What you will do. Reproduce all entries below verbatim. Skip the pictures.

Data for analysis.
* * *
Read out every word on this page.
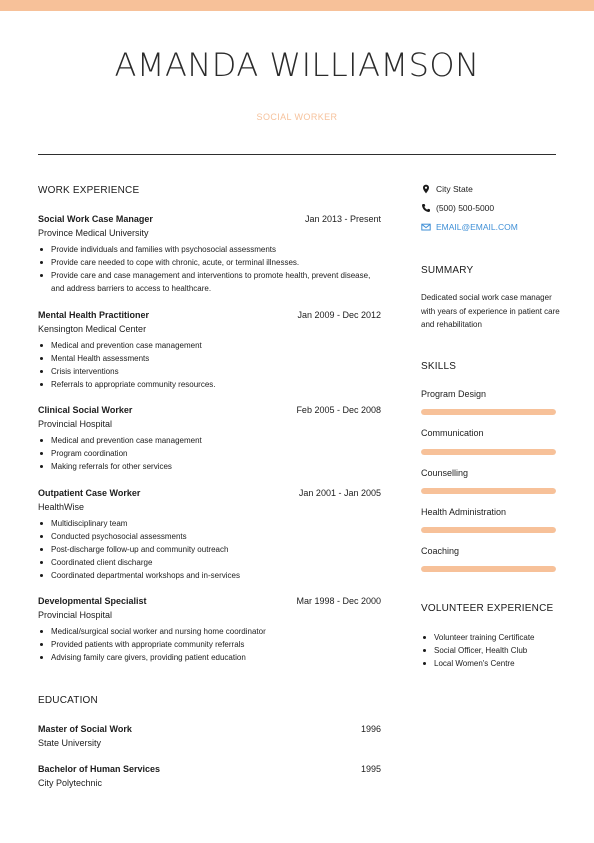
AMANDA WILLIAMSON
SOCIAL WORKER
WORK EXPERIENCE
Social Work Case Manager	Jan 2013 - Present
Province Medical University
Provide individuals and families with psychosocial assessments
Provide care needed to cope with chronic, acute, or terminal illnesses.
Provide care and case management and interventions to promote health, prevent disease, and address barriers to access to healthcare.
Mental Health Practitioner	Jan 2009 - Dec 2012
Kensington Medical Center
Medical and prevention case management
Mental Health assessments
Crisis interventions
Referrals to appropriate community resources.
Clinical Social Worker	Feb 2005 - Dec 2008
Provincial Hospital
Medical and prevention case management
Program coordination
Making referrals for other services
Outpatient Case Worker	Jan 2001 - Jan 2005
HealthWise
Multidisciplinary team
Conducted psychosocial assessments
Post-discharge follow-up and community outreach
Coordinated client discharge
Coordinated departmental workshops and in-services
Developmental Specialist	Mar 1998 - Dec 2000
Provincial Hospital
Medical/surgical social worker and nursing home coordinator
Provided patients with appropriate community referrals
Advising family care givers, providing patient education
EDUCATION
Master of Social Work	1996
State University
Bachelor of Human Services	1995
City Polytechnic
City State
(500) 500-5000
EMAIL@EMAIL.COM
SUMMARY
Dedicated social work case manager with years of experience in patient care and rehabilitation
SKILLS
Program Design
Communication
Counselling
Health Administration
Coaching
VOLUNTEER EXPERIENCE
Volunteer training Certificate
Social Officer, Health Club
Local Women's Centre
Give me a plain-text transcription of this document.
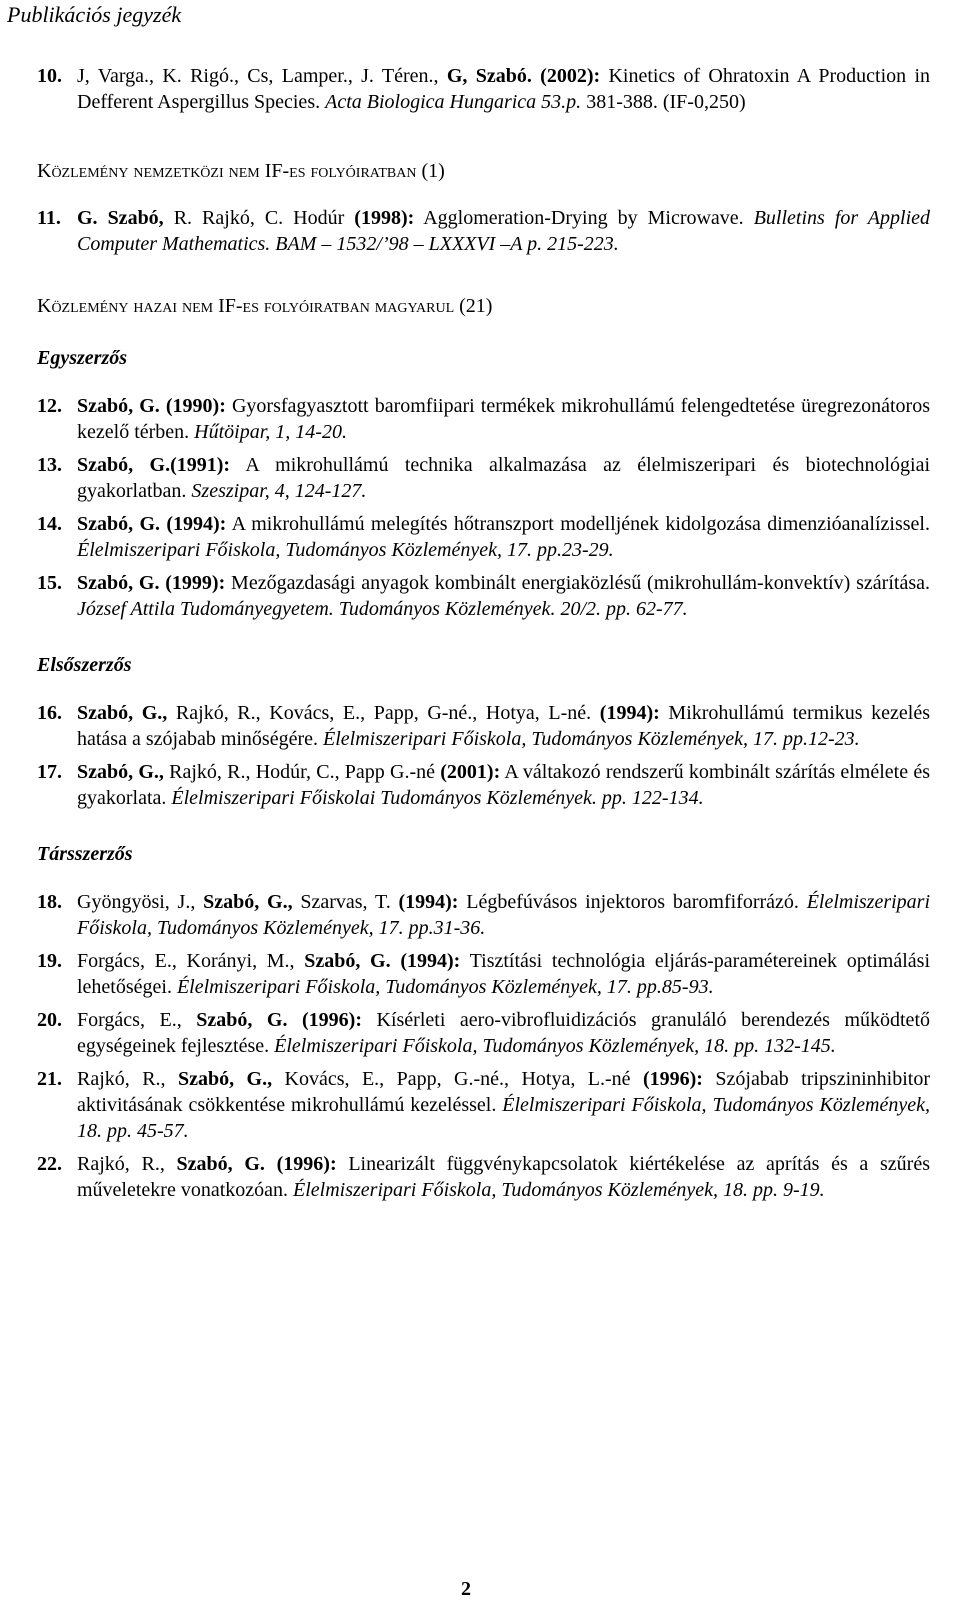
Publikációs jegyzék
10. J, Varga., K. Rigó., Cs, Lamper., J. Téren., G, Szabó. (2002): Kinetics of Ohratoxin A Production in Defferent Aspergillus Species. Acta Biologica Hungarica 53.p. 381-388. (IF-0,250)
Közlemény nemzetközi nem IF-es folyóiratban (1)
11. G. Szabó, R. Rajkó, C. Hodúr (1998): Agglomeration-Drying by Microwave. Bulletins for Applied Computer Mathematics. BAM – 1532/’98 – LXXXVI –A p. 215-223.
Közlemény hazai nem IF-es folyóiratban magyarul (21)
Egyszerzős
12. Szabó, G. (1990): Gyorsfagyasztott baromfiipari termékek mikrohullámú felengedtetése üregrezonátoros kezelő térben. Hűtöipar, 1, 14-20.
13. Szabó, G.(1991): A mikrohullámú technika alkalmazása az élelmiszeripari és biotechnológiai gyakorlatban. Szeszipar, 4, 124-127.
14. Szabó, G. (1994): A mikrohullámú melegítés hőtranszport modelljének kidolgozása dimenzióanalízissel. Élelmiszeripari Főiskola, Tudományos Közlemények, 17. pp.23-29.
15. Szabó, G. (1999): Mezőgazdasági anyagok kombinált energiaközlésű (mikrohullám-konvektív) szárítása. József Attila Tudományegyetem. Tudományos Közlemények. 20/2. pp. 62-77.
Elsőszerzős
16. Szabó, G., Rajkó, R., Kovács, E., Papp, G-né., Hotya, L-né. (1994): Mikrohullámú termikus kezelés hatása a szójabab minőségére. Élelmiszeripari Főiskola, Tudományos Közlemények, 17. pp.12-23.
17. Szabó, G., Rajkó, R., Hodúr, C., Papp G.-né (2001): A váltakozó rendszerű kombinált szárítás elmélete és gyakorlata. Élelmiszeripari Főiskolai Tudományos Közlemények. pp. 122-134.
Társszerzős
18. Gyöngyösi, J., Szabó, G., Szarvas, T. (1994): Légbefúvásos injektoros baromfiforrázó. Élelmiszeripari Főiskola, Tudományos Közlemények, 17. pp.31-36.
19. Forgács, E., Korányi, M., Szabó, G. (1994): Tisztítási technológia eljárás-paramétereinek optimálási lehetőségei. Élelmiszeripari Főiskola, Tudományos Közlemények, 17. pp.85-93.
20. Forgács, E., Szabó, G. (1996): Kísérleti aero-vibrofluidizációs granuláló berendezés működtető egységeinek fejlesztése. Élelmiszeripari Főiskola, Tudományos Közlemények, 18. pp. 132-145.
21. Rajkó, R., Szabó, G., Kovács, E., Papp, G.-né., Hotya, L.-né (1996): Szójabab tripszininhibitor aktivitásának csökkentése mikrohullámú kezeléssel. Élelmiszeripari Főiskola, Tudományos Közlemények, 18. pp. 45-57.
22. Rajkó, R., Szabó, G. (1996): Linearizált függvénykapcsolatok kiértékelése az aprítás és a szűrés műveletekre vonatkozóan. Élelmiszeripari Főiskola, Tudományos Közlemények, 18. pp. 9-19.
2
* * *
Your response.
Read out every word on this page.
AMANDA WILLIAMSON
SOCIAL WORKER
WORK EXPERIENCE
Social Work Case Manager	Jan 2013 - Present
Province Medical University
Provide individuals and families with psychosocial assessments
Provide care needed to cope with chronic, acute, or terminal illnesses.
Provide care and case management and interventions to promote health, prevent disease, and address barriers to access to healthcare.
Mental Health Practitioner	Jan 2009 - Dec 2012
Kensington Medical Center
Medical and prevention case management
Mental Health assessments
Crisis interventions
Referrals to appropriate community resources.
Clinical Social Worker	Feb 2005 - Dec 2008
Provincial Hospital
Medical and prevention case management
Program coordination
Making referrals for other services
Outpatient Case Worker	Jan 2001 - Jan 2005
HealthWise
Multidisciplinary team
Conducted psychosocial assessments
Post-discharge follow-up and community outreach
Coordinated client discharge
Coordinated departmental workshops and in-services
Developmental Specialist	Mar 1998 - Dec 2000
Provincial Hospital
Medical/surgical social worker and nursing home coordinator
Provided patients with appropriate community referrals
Advising family care givers, providing patient education
EDUCATION
Master of Social Work	1996
State University
Bachelor of Human Services	1995
City Polytechnic
City State
(500) 500-5000
EMAIL@EMAIL.COM
SUMMARY
Dedicated social work case manager with years of experience in patient care and rehabilitation
SKILLS
Program Design
Communication
Counselling
Health Administration
Coaching
VOLUNTEER EXPERIENCE
Volunteer training Certificate
Social Officer, Health Club
Local Women's Centre
Give me a plain-text transcription of this document.
Publikációs jegyzék
10. J, Varga., K. Rigó., Cs, Lamper., J. Téren., G, Szabó. (2002): Kinetics of Ohratoxin A Production in Defferent Aspergillus Species. Acta Biologica Hungarica 53.p. 381-388. (IF-0,250)
Közlemény nemzetközi nem IF-es folyóiratban (1)
11. G. Szabó, R. Rajkó, C. Hodúr (1998): Agglomeration-Drying by Microwave. Bulletins for Applied Computer Mathematics. BAM – 1532/’98 – LXXXVI –A p. 215-223.
Közlemény hazai nem IF-es folyóiratban magyarul (21)
Egyszerzős
12. Szabó, G. (1990): Gyorsfagyasztott baromfiipari termékek mikrohullámú felengedtetése üregrezonátoros kezelő térben. Hűtöipar, 1, 14-20.
13. Szabó, G.(1991): A mikrohullámú technika alkalmazása az élelmiszeripari és biotechnológiai gyakorlatban. Szeszipar, 4, 124-127.
14. Szabó, G. (1994): A mikrohullámú melegítés hőtranszport modelljének kidolgozása dimenzióanalízissel. Élelmiszeripari Főiskola, Tudományos Közlemények, 17. pp.23-29.
15. Szabó, G. (1999): Mezőgazdasági anyagok kombinált energiaközlésű (mikrohullám-konvektív) szárítása. József Attila Tudományegyetem. Tudományos Közlemények. 20/2. pp. 62-77.
Elsőszerzős
16. Szabó, G., Rajkó, R., Kovács, E., Papp, G-né., Hotya, L-né. (1994): Mikrohullámú termikus kezelés hatása a szójabab minőségére. Élelmiszeripari Főiskola, Tudományos Közlemények, 17. pp.12-23.
17. Szabó, G., Rajkó, R., Hodúr, C., Papp G.-né (2001): A váltakozó rendszerű kombinált szárítás elmélete és gyakorlata. Élelmiszeripari Főiskolai Tudományos Közlemények. pp. 122-134.
Társszerzős
18. Gyöngyösi, J., Szabó, G., Szarvas, T. (1994): Légbefúvásos injektoros baromfiforrázó. Élelmiszeripari Főiskola, Tudományos Közlemények, 17. pp.31-36.
19. Forgács, E., Korányi, M., Szabó, G. (1994): Tisztítási technológia eljárás-paramétereinek optimálási lehetőségei. Élelmiszeripari Főiskola, Tudományos Közlemények, 17. pp.85-93.
20. Forgács, E., Szabó, G. (1996): Kísérleti aero-vibrofluidizációs granuláló berendezés működtető egységeinek fejlesztése. Élelmiszeripari Főiskola, Tudományos Közlemények, 18. pp. 132-145.
21. Rajkó, R., Szabó, G., Kovács, E., Papp, G.-né., Hotya, L.-né (1996): Szójabab tripszininhibitor aktivitásának csökkentése mikrohullámú kezeléssel. Élelmiszeripari Főiskola, Tudományos Közlemények, 18. pp. 45-57.
22. Rajkó, R., Szabó, G. (1996): Linearizált függvénykapcsolatok kiértékelése az aprítás és a szűrés műveletekre vonatkozóan. Élelmiszeripari Főiskola, Tudományos Közlemények, 18. pp. 9-19.
2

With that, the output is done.